>> Begin Source records

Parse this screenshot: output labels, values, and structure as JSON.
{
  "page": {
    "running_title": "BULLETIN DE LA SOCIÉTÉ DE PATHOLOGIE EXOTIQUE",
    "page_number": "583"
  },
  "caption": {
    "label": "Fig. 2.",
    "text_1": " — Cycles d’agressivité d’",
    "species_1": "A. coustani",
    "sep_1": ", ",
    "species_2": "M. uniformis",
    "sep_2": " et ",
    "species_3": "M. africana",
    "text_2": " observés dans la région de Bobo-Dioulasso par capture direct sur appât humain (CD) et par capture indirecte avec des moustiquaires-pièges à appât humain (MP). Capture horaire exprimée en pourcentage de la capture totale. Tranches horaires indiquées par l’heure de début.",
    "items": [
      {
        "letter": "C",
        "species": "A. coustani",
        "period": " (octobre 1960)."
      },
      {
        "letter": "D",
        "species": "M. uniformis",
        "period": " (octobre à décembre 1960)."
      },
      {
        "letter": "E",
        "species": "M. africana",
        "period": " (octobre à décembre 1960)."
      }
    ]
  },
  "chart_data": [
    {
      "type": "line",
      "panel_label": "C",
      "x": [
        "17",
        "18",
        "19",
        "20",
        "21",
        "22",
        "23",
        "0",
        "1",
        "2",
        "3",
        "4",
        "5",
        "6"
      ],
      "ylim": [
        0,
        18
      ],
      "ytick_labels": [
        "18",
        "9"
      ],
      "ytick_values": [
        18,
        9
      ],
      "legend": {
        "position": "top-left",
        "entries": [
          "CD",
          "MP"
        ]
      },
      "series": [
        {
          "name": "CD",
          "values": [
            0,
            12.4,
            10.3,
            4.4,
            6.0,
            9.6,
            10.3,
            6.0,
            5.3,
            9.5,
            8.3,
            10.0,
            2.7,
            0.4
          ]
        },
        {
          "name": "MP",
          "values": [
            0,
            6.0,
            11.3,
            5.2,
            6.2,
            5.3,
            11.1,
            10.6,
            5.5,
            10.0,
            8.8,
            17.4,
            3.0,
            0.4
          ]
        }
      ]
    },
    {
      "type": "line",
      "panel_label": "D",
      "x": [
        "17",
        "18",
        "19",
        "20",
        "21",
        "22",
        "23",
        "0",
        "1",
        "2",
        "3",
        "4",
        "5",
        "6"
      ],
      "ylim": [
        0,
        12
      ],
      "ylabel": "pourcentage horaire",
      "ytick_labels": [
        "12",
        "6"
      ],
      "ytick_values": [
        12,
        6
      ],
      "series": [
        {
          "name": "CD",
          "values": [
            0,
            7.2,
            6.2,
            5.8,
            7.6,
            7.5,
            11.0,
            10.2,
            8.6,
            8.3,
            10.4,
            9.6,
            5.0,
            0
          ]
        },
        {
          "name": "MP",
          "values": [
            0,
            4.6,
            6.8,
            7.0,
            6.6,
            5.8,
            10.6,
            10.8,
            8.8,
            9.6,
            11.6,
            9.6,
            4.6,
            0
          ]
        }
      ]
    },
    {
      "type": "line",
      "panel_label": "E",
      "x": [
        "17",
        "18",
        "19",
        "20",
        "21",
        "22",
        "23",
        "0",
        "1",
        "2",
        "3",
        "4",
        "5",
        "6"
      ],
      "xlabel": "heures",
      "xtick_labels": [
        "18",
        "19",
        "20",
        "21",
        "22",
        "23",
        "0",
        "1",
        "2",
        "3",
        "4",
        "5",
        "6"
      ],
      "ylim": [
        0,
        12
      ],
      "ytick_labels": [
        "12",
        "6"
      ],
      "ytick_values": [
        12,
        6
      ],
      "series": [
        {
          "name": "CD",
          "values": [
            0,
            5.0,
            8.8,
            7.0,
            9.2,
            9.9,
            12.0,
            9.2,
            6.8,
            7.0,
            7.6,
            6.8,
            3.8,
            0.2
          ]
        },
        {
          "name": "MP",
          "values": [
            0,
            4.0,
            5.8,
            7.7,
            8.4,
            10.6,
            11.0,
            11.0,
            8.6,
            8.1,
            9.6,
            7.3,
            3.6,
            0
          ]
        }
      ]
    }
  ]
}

>> End Source records

> **What you will do**: Return all of the entries exactly as written.

> **Correct response**:
Parse this screenshot: output labels, values, and structure as JSON.
{
  "page": {
    "running_title": "BULLETIN DE LA SOCIÉTÉ DE PATHOLOGIE EXOTIQUE",
    "page_number": "583"
  },
  "caption": {
    "label": "Fig. 2.",
    "text_1": " — Cycles d’agressivité d’",
    "species_1": "A. coustani",
    "sep_1": ", ",
    "species_2": "M. uniformis",
    "sep_2": " et ",
    "species_3": "M. africana",
    "text_2": " observés dans la région de Bobo-Dioulasso par capture direct sur appât humain (CD) et par capture indirecte avec des moustiquaires-pièges à appât humain (MP). Capture horaire exprimée en pourcentage de la capture totale. Tranches horaires indiquées par l’heure de début.",
    "items": [
      {
        "letter": "C",
        "species": "A. coustani",
        "period": " (octobre 1960)."
      },
      {
        "letter": "D",
        "species": "M. uniformis",
        "period": " (octobre à décembre 1960)."
      },
      {
        "letter": "E",
        "species": "M. africana",
        "period": " (octobre à décembre 1960)."
      }
    ]
  },
  "chart_data": [
    {
      "type": "line",
      "panel_label": "C",
      "x": [
        "17",
        "18",
        "19",
        "20",
        "21",
        "22",
        "23",
        "0",
        "1",
        "2",
        "3",
        "4",
        "5",
        "6"
      ],
      "ylim": [
        0,
        18
      ],
      "ytick_labels": [
        "18",
        "9"
      ],
      "ytick_values": [
        18,
        9
      ],
      "legend": {
        "position": "top-left",
        "entries": [
          "CD",
          "MP"
        ]
      },
      "series": [
        {
          "name": "CD",
          "values": [
            0,
            12.4,
            10.3,
            4.4,
            6.0,
            9.6,
            10.3,
            6.0,
            5.3,
            9.5,
            8.3,
            10.0,
            2.7,
            0.4
          ]
        },
        {
          "name": "MP",
          "values": [
            0,
            6.0,
            11.3,
            5.2,
            6.2,
            5.3,
            11.1,
            10.6,
            5.5,
            10.0,
            8.8,
            17.4,
            3.0,
            0.4
          ]
        }
      ]
    },
    {
      "type": "line",
      "panel_label": "D",
      "x": [
        "17",
        "18",
        "19",
        "20",
        "21",
        "22",
        "23",
        "0",
        "1",
        "2",
        "3",
        "4",
        "5",
        "6"
      ],
      "ylim": [
        0,
        12
      ],
      "ylabel": "pourcentage horaire",
      "ytick_labels": [
        "12",
        "6"
      ],
      "ytick_values": [
        12,
        6
      ],
      "series": [
        {
          "name": "CD",
          "values": [
            0,
            7.2,
            6.2,
            5.8,
            7.6,
            7.5,
            11.0,
            10.2,
            8.6,
            8.3,
            10.4,
            9.6,
            5.0,
            0
          ]
        },
        {
          "name": "MP",
          "values": [
            0,
            4.6,
            6.8,
            7.0,
            6.6,
            5.8,
            10.6,
            10.8,
            8.8,
            9.6,
            11.6,
            9.6,
            4.6,
            0
          ]
        }
      ]
    },
    {
      "type": "line",
      "panel_label": "E",
      "x": [
        "17",
        "18",
        "19",
        "20",
        "21",
        "22",
        "23",
        "0",
        "1",
        "2",
        "3",
        "4",
        "5",
        "6"
      ],
      "xlabel": "heures",
      "xtick_labels": [
        "18",
        "19",
        "20",
        "21",
        "22",
        "23",
        "0",
        "1",
        "2",
        "3",
        "4",
        "5",
        "6"
      ],
      "ylim": [
        0,
        12
      ],
      "ytick_labels": [
        "12",
        "6"
      ],
      "ytick_values": [
        12,
        6
      ],
      "series": [
        {
          "name": "CD",
          "values": [
            0,
            5.0,
            8.8,
            7.0,
            9.2,
            9.9,
            12.0,
            9.2,
            6.8,
            7.0,
            7.6,
            6.8,
            3.8,
            0.2
          ]
        },
        {
          "name": "MP",
          "values": [
            0,
            4.0,
            5.8,
            7.7,
            8.4,
            10.6,
            11.0,
            11.0,
            8.6,
            8.1,
            9.6,
            7.3,
            3.6,
            0
          ]
        }
      ]
    }
  ]
}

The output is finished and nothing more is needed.